• TO DO:
Please output every line of the material as it stands, without the pictures.

--------

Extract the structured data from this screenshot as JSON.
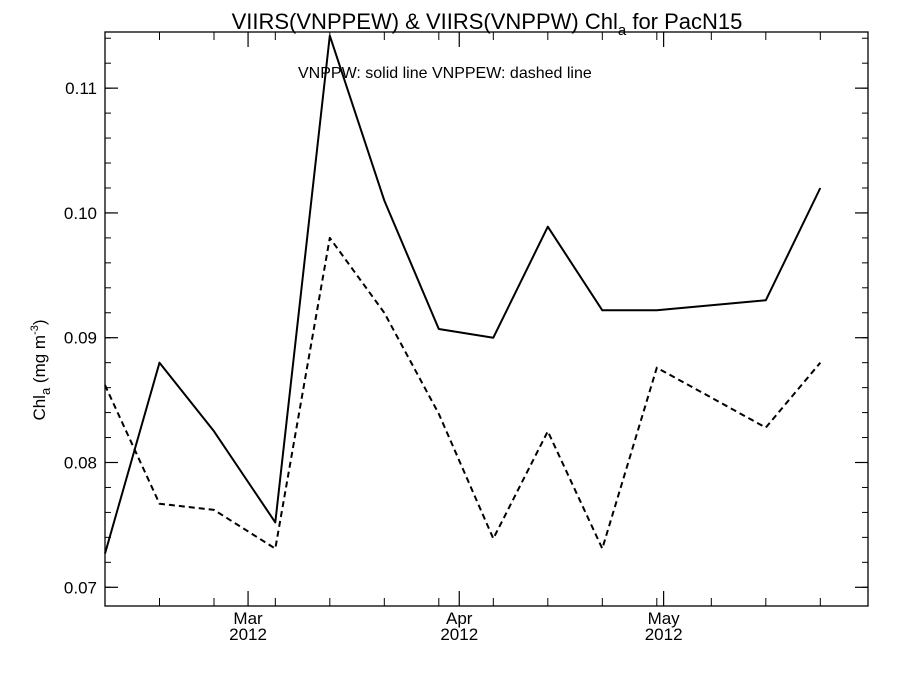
{
  "chart_data": {
    "type": "line",
    "title_main": "VIIRS(VNPPEW) & VIIRS(VNPPW)  Chl",
    "title_sub": "a",
    "title_end": " for PacN15",
    "ylabel_main": "Chl",
    "ylabel_sub": "a",
    "ylabel_unit": " (mg m",
    "ylabel_sup": "-3",
    "ylabel_close": ")",
    "annotation": "VNPPW: solid line   VNPPEW: dashed line",
    "ylim": [
      0.0685,
      0.1145
    ],
    "yticks": [
      0.07,
      0.08,
      0.09,
      0.1,
      0.11
    ],
    "ytick_labels": [
      "0.07",
      "0.08",
      "0.09",
      "0.10",
      "0.11"
    ],
    "xlim": [
      "2012-02-09",
      "2012-05-31"
    ],
    "xticks": [
      {
        "date": "2012-03-01",
        "month": "Mar",
        "year": "2012"
      },
      {
        "date": "2012-04-01",
        "month": "Apr",
        "year": "2012"
      },
      {
        "date": "2012-05-01",
        "month": "May",
        "year": "2012"
      }
    ],
    "minor_ticks": [
      "2012-02-17",
      "2012-02-25",
      "2012-03-05",
      "2012-03-13",
      "2012-03-21",
      "2012-03-29",
      "2012-04-06",
      "2012-04-14",
      "2012-04-22",
      "2012-04-30",
      "2012-05-08",
      "2012-05-16",
      "2012-05-24"
    ],
    "grid": false,
    "series": [
      {
        "style": "solid",
        "x": [
          "2012-02-09",
          "2012-02-17",
          "2012-02-25",
          "2012-03-05",
          "2012-03-13",
          "2012-03-21",
          "2012-03-29",
          "2012-04-06",
          "2012-04-14",
          "2012-04-22",
          "2012-04-30",
          "2012-05-08",
          "2012-05-16",
          "2012-05-24"
        ],
        "values": [
          0.0727,
          0.088,
          0.0825,
          0.0752,
          0.1142,
          0.101,
          0.0907,
          0.09,
          0.0989,
          0.0922,
          0.0922,
          0.0926,
          0.093,
          0.102
        ]
      },
      {
        "style": "dashed",
        "x": [
          "2012-02-09",
          "2012-02-17",
          "2012-02-25",
          "2012-03-05",
          "2012-03-13",
          "2012-03-21",
          "2012-03-29",
          "2012-04-06",
          "2012-04-14",
          "2012-04-22",
          "2012-04-30",
          "2012-05-08",
          "2012-05-16",
          "2012-05-24"
        ],
        "values": [
          0.0862,
          0.0767,
          0.0762,
          0.0731,
          0.098,
          0.092,
          0.0839,
          0.0739,
          0.0825,
          0.0731,
          0.0876,
          0.0852,
          0.0828,
          0.088
        ]
      }
    ]
  }
}
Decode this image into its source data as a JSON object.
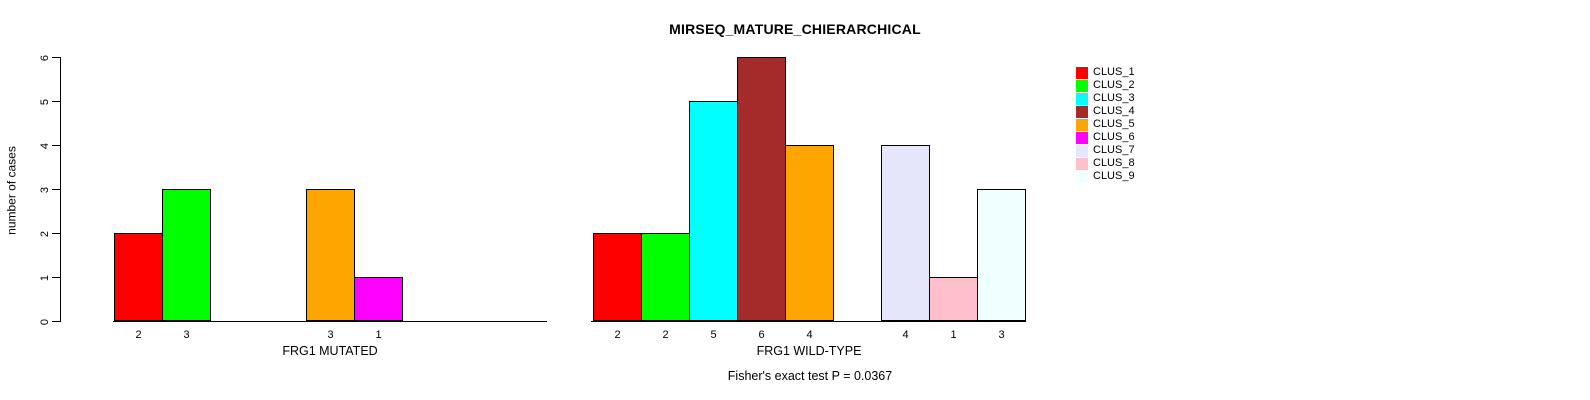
{
  "chart_data": {
    "type": "bar",
    "title": "MIRSEQ_MATURE_CHIERARCHICAL",
    "ylabel": "number of cases",
    "ylim": [
      0,
      6
    ],
    "yticks": [
      0,
      1,
      2,
      3,
      4,
      5,
      6
    ],
    "grid": false,
    "legend_position": "right",
    "bar_value_labels_shown": true,
    "clusters": [
      {
        "name": "CLUS_1",
        "color": "#FF0000"
      },
      {
        "name": "CLUS_2",
        "color": "#00FF00"
      },
      {
        "name": "CLUS_3",
        "color": "#00FFFF"
      },
      {
        "name": "CLUS_4",
        "color": "#A52A2A"
      },
      {
        "name": "CLUS_5",
        "color": "#FFA500"
      },
      {
        "name": "CLUS_6",
        "color": "#FF00FF"
      },
      {
        "name": "CLUS_7",
        "color": "#E6E6FA"
      },
      {
        "name": "CLUS_8",
        "color": "#FFC0CB"
      },
      {
        "name": "CLUS_9",
        "color": "#F0FFFF"
      }
    ],
    "panels": [
      {
        "xlabel": "FRG1 MUTATED",
        "values": [
          2,
          3,
          0,
          0,
          3,
          1,
          0,
          0,
          0
        ]
      },
      {
        "xlabel": "FRG1 WILD-TYPE",
        "values": [
          2,
          2,
          5,
          6,
          4,
          0,
          4,
          1,
          3
        ]
      }
    ],
    "annotation": "Fisher's exact test P = 0.0367"
  }
}
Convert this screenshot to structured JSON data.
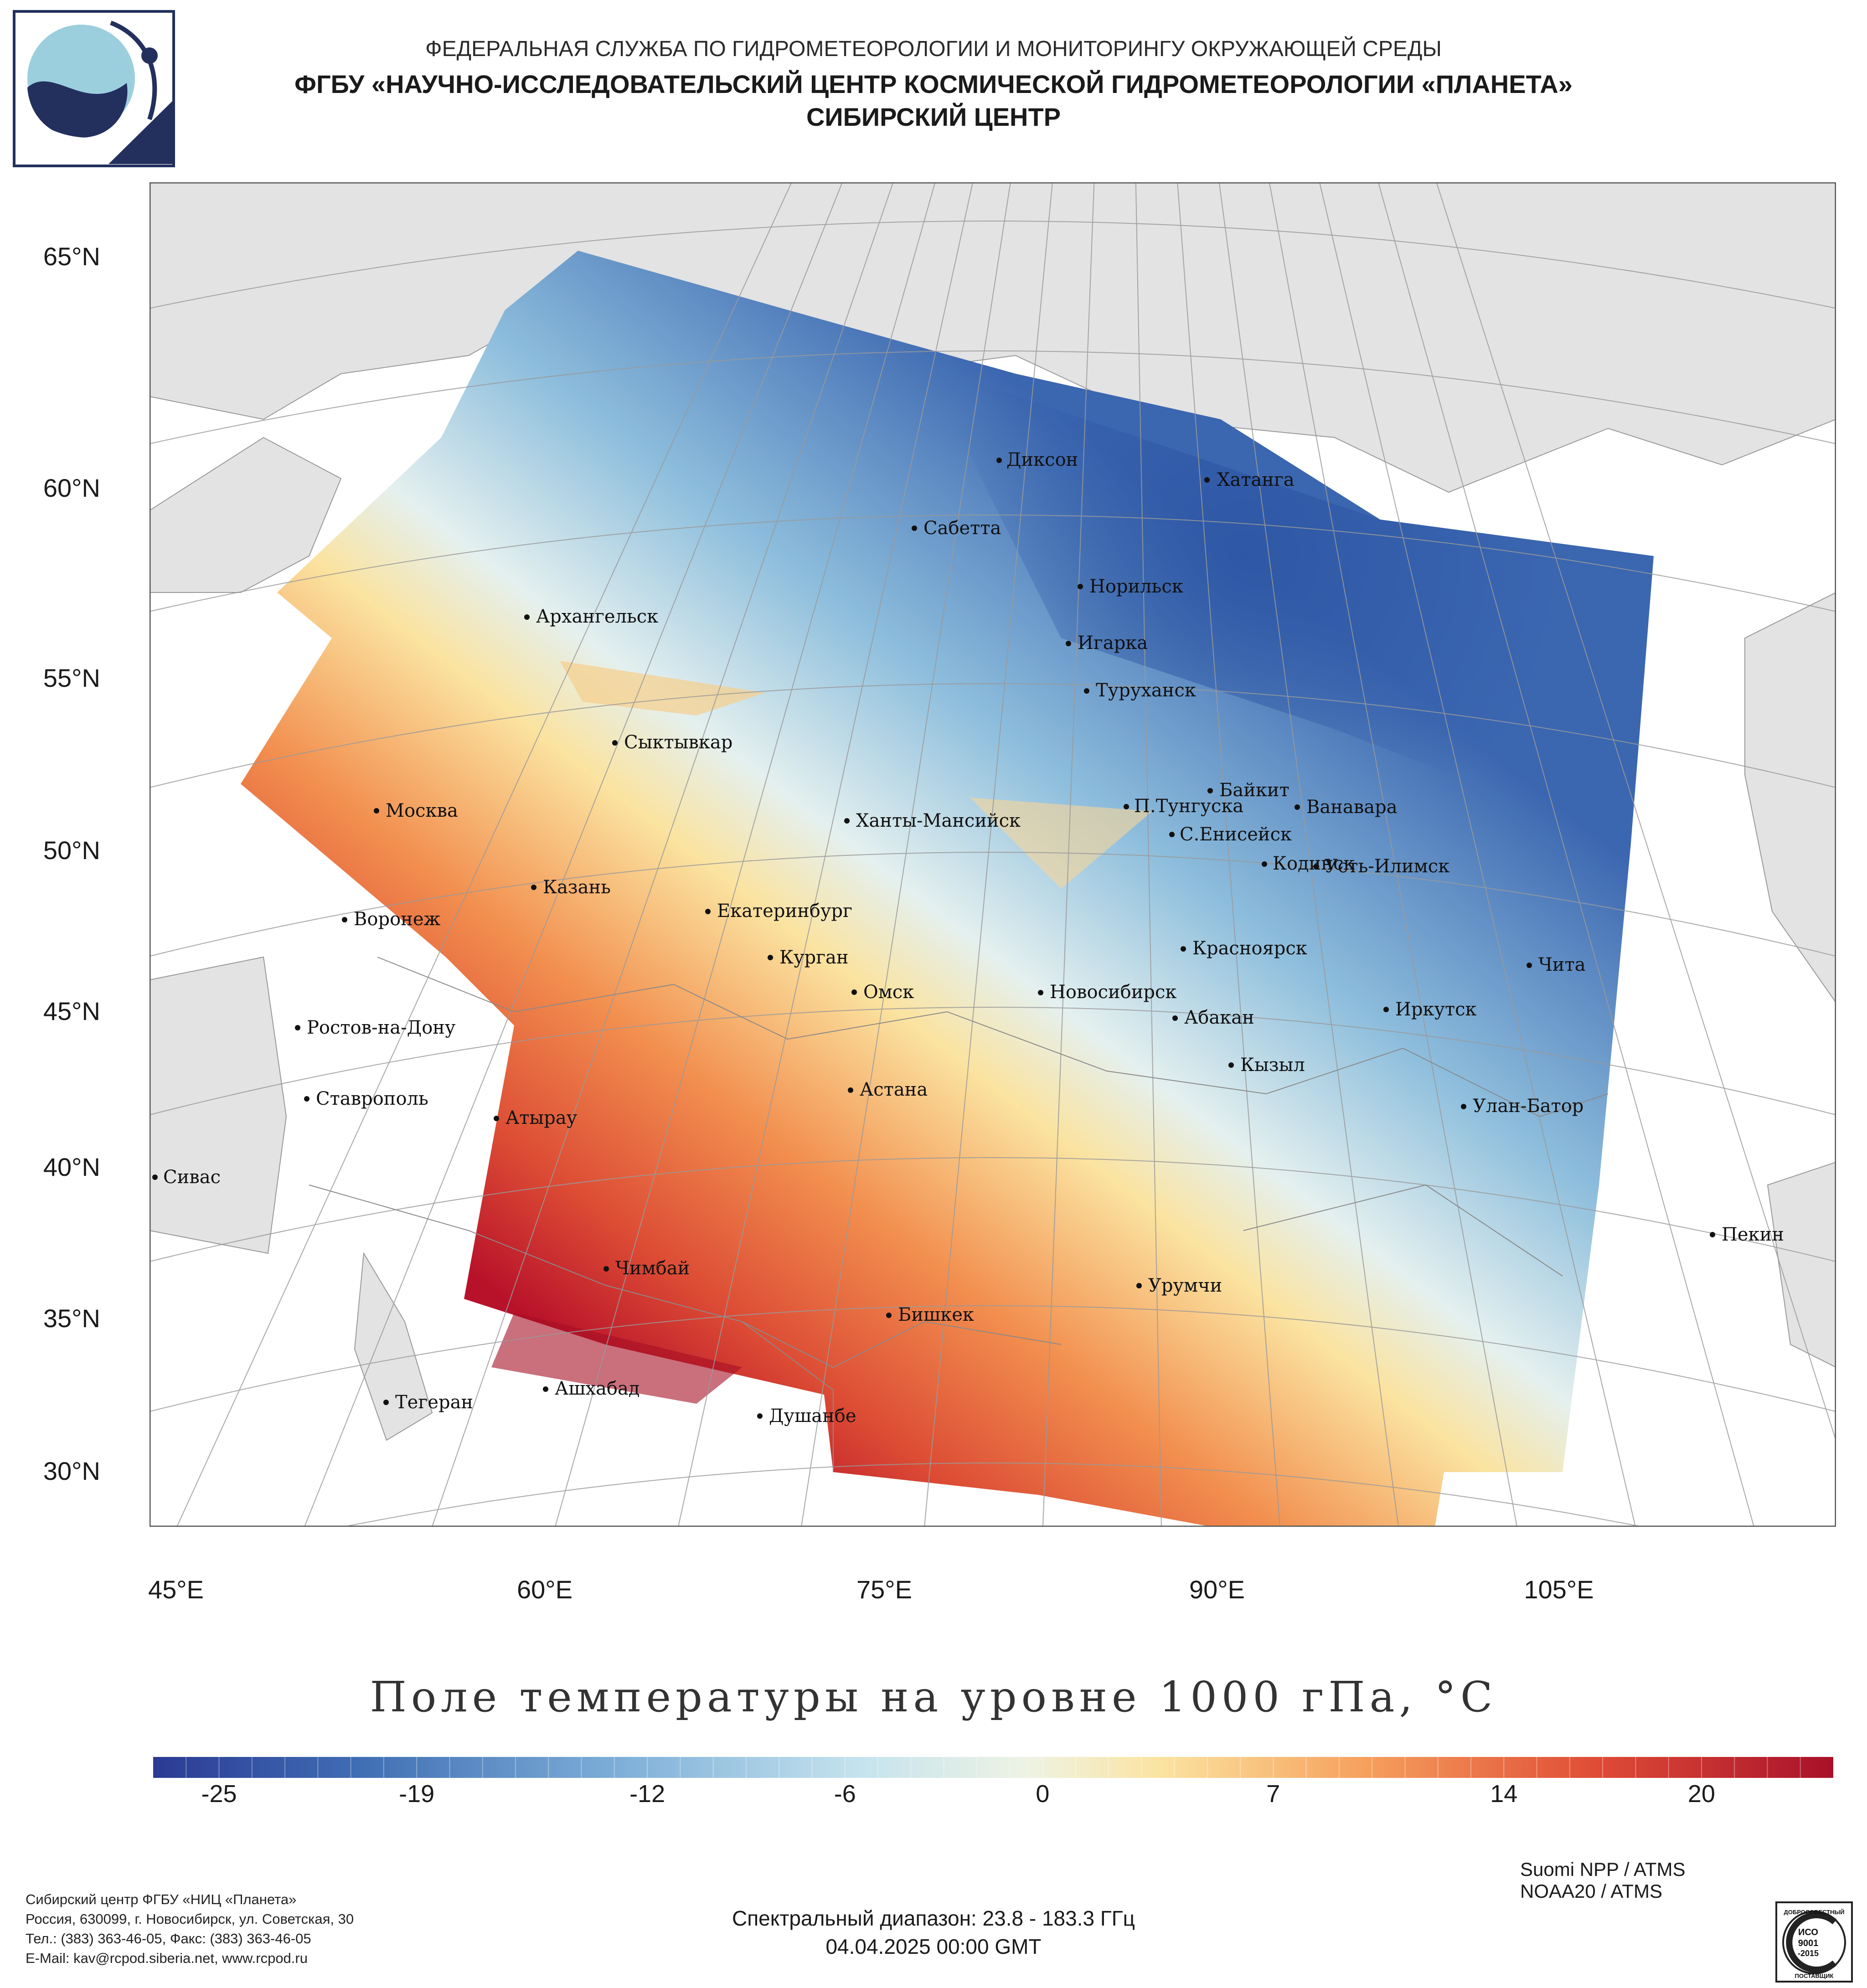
{
  "header": {
    "line1": "ФЕДЕРАЛЬНАЯ СЛУЖБА ПО ГИДРОМЕТЕОРОЛОГИИ И МОНИТОРИНГУ ОКРУЖАЮЩЕЙ СРЕДЫ",
    "line2": "ФГБУ «НАУЧНО-ИССЛЕДОВАТЕЛЬСКИЙ ЦЕНТР КОСМИЧЕСКОЙ ГИДРОМЕТЕОРОЛОГИИ «ПЛАНЕТА»",
    "line3": "СИБИРСКИЙ ЦЕНТР"
  },
  "logo_icon": "planeta-logo",
  "map": {
    "lat_labels": [
      "65°N",
      "60°N",
      "55°N",
      "50°N",
      "45°N",
      "40°N",
      "35°N",
      "30°N"
    ],
    "lon_labels": [
      "45°E",
      "60°E",
      "75°E",
      "90°E",
      "105°E"
    ],
    "cities": [
      "Диксон",
      "Хатанга",
      "Сабетта",
      "Норильск",
      "Архангельск",
      "Игарка",
      "Туруханск",
      "Сыктывкар",
      "Байкит",
      "Москва",
      "П.Тунгуска",
      "Ванавара",
      "Ханты-Мансийск",
      "С.Енисейск",
      "Кодинск",
      "Усть-Илимск",
      "Казань",
      "Воронеж",
      "Екатеринбург",
      "Красноярск",
      "Курган",
      "Чита",
      "Омск",
      "Новосибирск",
      "Иркутск",
      "Ростов-на-Дону",
      "Абакан",
      "Кызыл",
      "Астана",
      "Ставрополь",
      "Улан-Батор",
      "Атырау",
      "Сивас",
      "Пекин",
      "Чимбай",
      "Урумчи",
      "Бишкек",
      "Ашхабад",
      "Тегеран",
      "Душанбе"
    ],
    "colors": {
      "land": "#e3e3e3",
      "sea": "#ffffff",
      "cold": "#3b66b0",
      "neutral": "#f2f0d8",
      "warm": "#c8272b"
    }
  },
  "colorbar": {
    "title": "Поле температуры на уровне 1000 гПа, °С",
    "ticks": [
      "-25",
      "-19",
      "-12",
      "-6",
      "0",
      "7",
      "14",
      "20"
    ],
    "min": -27,
    "max": 24
  },
  "footer": {
    "org_lines": [
      "Сибирский центр ФГБУ «НИЦ «Планета»",
      "Россия, 630099, г. Новосибирск, ул. Советская, 30",
      "Тел.: (383) 363-46-05, Факс: (383) 363-46-05",
      "E-Mail: kav@rcpod.siberia.net, www.rcpod.ru"
    ],
    "satellites": [
      "Suomi NPP / ATMS",
      "NOAA20 / ATMS"
    ],
    "spectral": "Спектральный диапазон: 23.8 - 183.3 ГГц",
    "datetime": "04.04.2025 00:00 GMT",
    "iso_badge": {
      "top": "ДОБРОСОВЕСТНЫЙ",
      "lines": [
        "ИСО",
        "9001",
        "-2015"
      ],
      "bottom": "ПОСТАВЩИК"
    }
  }
}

--------

• EXERCISE SOLUTION:
Extract the structured data from this screenshot as JSON.
{
  "chart_data": {
    "type": "line",
    "title_main": "VIIRS(VNPPEW) & VIIRS(VNPPW)  Chl",
    "title_sub": "a",
    "title_end": " for PacN15",
    "ylabel_main": "Chl",
    "ylabel_sub": "a",
    "ylabel_unit": " (mg m",
    "ylabel_sup": "-3",
    "ylabel_close": ")",
    "annotation": "VNPPW: solid line   VNPPEW: dashed line",
    "ylim": [
      0.0685,
      0.1145
    ],
    "yticks": [
      0.07,
      0.08,
      0.09,
      0.1,
      0.11
    ],
    "ytick_labels": [
      "0.07",
      "0.08",
      "0.09",
      "0.10",
      "0.11"
    ],
    "xlim": [
      "2012-02-09",
      "2012-05-31"
    ],
    "xticks": [
      {
        "date": "2012-03-01",
        "month": "Mar",
        "year": "2012"
      },
      {
        "date": "2012-04-01",
        "month": "Apr",
        "year": "2012"
      },
      {
        "date": "2012-05-01",
        "month": "May",
        "year": "2012"
      }
    ],
    "minor_ticks": [
      "2012-02-17",
      "2012-02-25",
      "2012-03-05",
      "2012-03-13",
      "2012-03-21",
      "2012-03-29",
      "2012-04-06",
      "2012-04-14",
      "2012-04-22",
      "2012-04-30",
      "2012-05-08",
      "2012-05-16",
      "2012-05-24"
    ],
    "grid": false,
    "series": [
      {
        "style": "solid",
        "x": [
          "2012-02-09",
          "2012-02-17",
          "2012-02-25",
          "2012-03-05",
          "2012-03-13",
          "2012-03-21",
          "2012-03-29",
          "2012-04-06",
          "2012-04-14",
          "2012-04-22",
          "2012-04-30",
          "2012-05-08",
          "2012-05-16",
          "2012-05-24"
        ],
        "values": [
          0.0727,
          0.088,
          0.0825,
          0.0752,
          0.1142,
          0.101,
          0.0907,
          0.09,
          0.0989,
          0.0922,
          0.0922,
          0.0926,
          0.093,
          0.102
        ]
      },
      {
        "style": "dashed",
        "x": [
          "2012-02-09",
          "2012-02-17",
          "2012-02-25",
          "2012-03-05",
          "2012-03-13",
          "2012-03-21",
          "2012-03-29",
          "2012-04-06",
          "2012-04-14",
          "2012-04-22",
          "2012-04-30",
          "2012-05-08",
          "2012-05-16",
          "2012-05-24"
        ],
        "values": [
          0.0862,
          0.0767,
          0.0762,
          0.0731,
          0.098,
          0.092,
          0.0839,
          0.0739,
          0.0825,
          0.0731,
          0.0876,
          0.0852,
          0.0828,
          0.088
        ]
      }
    ]
  }
}
Decode this image into its source data as a JSON object.
{
  "chart_data": {
    "type": "bar",
    "title": "MIRSEQ_MATURE_CHIERARCHICAL",
    "ylabel": "number of cases",
    "ylim": [
      0,
      6
    ],
    "yticks": [
      0,
      1,
      2,
      3,
      4,
      5,
      6
    ],
    "grid": false,
    "legend_position": "right",
    "bar_value_labels_shown": true,
    "clusters": [
      {
        "name": "CLUS_1",
        "color": "#FF0000"
      },
      {
        "name": "CLUS_2",
        "color": "#00FF00"
      },
      {
        "name": "CLUS_3",
        "color": "#00FFFF"
      },
      {
        "name": "CLUS_4",
        "color": "#A52A2A"
      },
      {
        "name": "CLUS_5",
        "color": "#FFA500"
      },
      {
        "name": "CLUS_6",
        "color": "#FF00FF"
      },
      {
        "name": "CLUS_7",
        "color": "#E6E6FA"
      },
      {
        "name": "CLUS_8",
        "color": "#FFC0CB"
      },
      {
        "name": "CLUS_9",
        "color": "#F0FFFF"
      }
    ],
    "panels": [
      {
        "xlabel": "FRG1 MUTATED",
        "values": [
          2,
          3,
          0,
          0,
          3,
          1,
          0,
          0,
          0
        ]
      },
      {
        "xlabel": "FRG1 WILD-TYPE",
        "values": [
          2,
          2,
          5,
          6,
          4,
          0,
          4,
          1,
          3
        ]
      }
    ],
    "annotation": "Fisher's exact test P = 0.0367"
  }
}
Convert this screenshot to structured JSON data.
{
  "header": {
    "line1": "ФЕДЕРАЛЬНАЯ СЛУЖБА ПО ГИДРОМЕТЕОРОЛОГИИ И МОНИТОРИНГУ ОКРУЖАЮЩЕЙ СРЕДЫ",
    "line2": "ФГБУ «НАУЧНО-ИССЛЕДОВАТЕЛЬСКИЙ ЦЕНТР КОСМИЧЕСКОЙ ГИДРОМЕТЕОРОЛОГИИ «ПЛАНЕТА»",
    "line3": "СИБИРСКИЙ ЦЕНТР"
  },
  "logo_icon": "planeta-logo",
  "map": {
    "lat_labels": [
      "65°N",
      "60°N",
      "55°N",
      "50°N",
      "45°N",
      "40°N",
      "35°N",
      "30°N"
    ],
    "lon_labels": [
      "45°E",
      "60°E",
      "75°E",
      "90°E",
      "105°E"
    ],
    "cities": [
      "Диксон",
      "Хатанга",
      "Сабетта",
      "Норильск",
      "Архангельск",
      "Игарка",
      "Туруханск",
      "Сыктывкар",
      "Байкит",
      "Москва",
      "П.Тунгуска",
      "Ванавара",
      "Ханты-Мансийск",
      "С.Енисейск",
      "Кодинск",
      "Усть-Илимск",
      "Казань",
      "Воронеж",
      "Екатеринбург",
      "Красноярск",
      "Курган",
      "Чита",
      "Омск",
      "Новосибирск",
      "Иркутск",
      "Ростов-на-Дону",
      "Абакан",
      "Кызыл",
      "Астана",
      "Ставрополь",
      "Улан-Батор",
      "Атырау",
      "Сивас",
      "Пекин",
      "Чимбай",
      "Урумчи",
      "Бишкек",
      "Ашхабад",
      "Тегеран",
      "Душанбе"
    ],
    "colors": {
      "land": "#e3e3e3",
      "sea": "#ffffff",
      "cold": "#3b66b0",
      "neutral": "#f2f0d8",
      "warm": "#c8272b"
    }
  },
  "colorbar": {
    "title": "Поле температуры на уровне 1000 гПа, °С",
    "ticks": [
      "-25",
      "-19",
      "-12",
      "-6",
      "0",
      "7",
      "14",
      "20"
    ],
    "min": -27,
    "max": 24
  },
  "footer": {
    "org_lines": [
      "Сибирский центр ФГБУ «НИЦ «Планета»",
      "Россия, 630099, г. Новосибирск, ул. Советская, 30",
      "Тел.: (383) 363-46-05, Факс: (383) 363-46-05",
      "E-Mail: kav@rcpod.siberia.net, www.rcpod.ru"
    ],
    "satellites": [
      "Suomi NPP / ATMS",
      "NOAA20 / ATMS"
    ],
    "spectral": "Спектральный диапазон: 23.8 - 183.3 ГГц",
    "datetime": "04.04.2025 00:00 GMT",
    "iso_badge": {
      "top": "ДОБРОСОВЕСТНЫЙ",
      "lines": [
        "ИСО",
        "9001",
        "-2015"
      ],
      "bottom": "ПОСТАВЩИК"
    }
  }
}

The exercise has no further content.